* **Records provided**

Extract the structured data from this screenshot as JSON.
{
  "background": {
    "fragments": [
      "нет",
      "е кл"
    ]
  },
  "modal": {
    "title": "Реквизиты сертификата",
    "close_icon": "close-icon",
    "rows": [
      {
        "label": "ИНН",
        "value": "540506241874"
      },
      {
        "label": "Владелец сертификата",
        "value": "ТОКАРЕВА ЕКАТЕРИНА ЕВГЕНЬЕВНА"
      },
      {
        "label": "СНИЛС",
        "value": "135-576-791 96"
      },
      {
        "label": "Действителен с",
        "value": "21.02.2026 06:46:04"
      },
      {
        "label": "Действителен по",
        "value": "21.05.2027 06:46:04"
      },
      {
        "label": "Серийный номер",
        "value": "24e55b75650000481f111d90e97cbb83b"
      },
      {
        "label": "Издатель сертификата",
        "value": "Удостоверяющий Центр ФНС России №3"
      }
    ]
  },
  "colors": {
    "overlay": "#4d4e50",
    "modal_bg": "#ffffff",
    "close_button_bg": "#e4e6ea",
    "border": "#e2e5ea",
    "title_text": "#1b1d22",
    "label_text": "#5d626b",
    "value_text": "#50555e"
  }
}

* **Exercise**
From the listing above, pick out every line containing "сертификата".

* **Response to this task**
    "title": "Реквизиты сертификата",
        "label": "Владелец сертификата",
        "label": "Издатель сертификата",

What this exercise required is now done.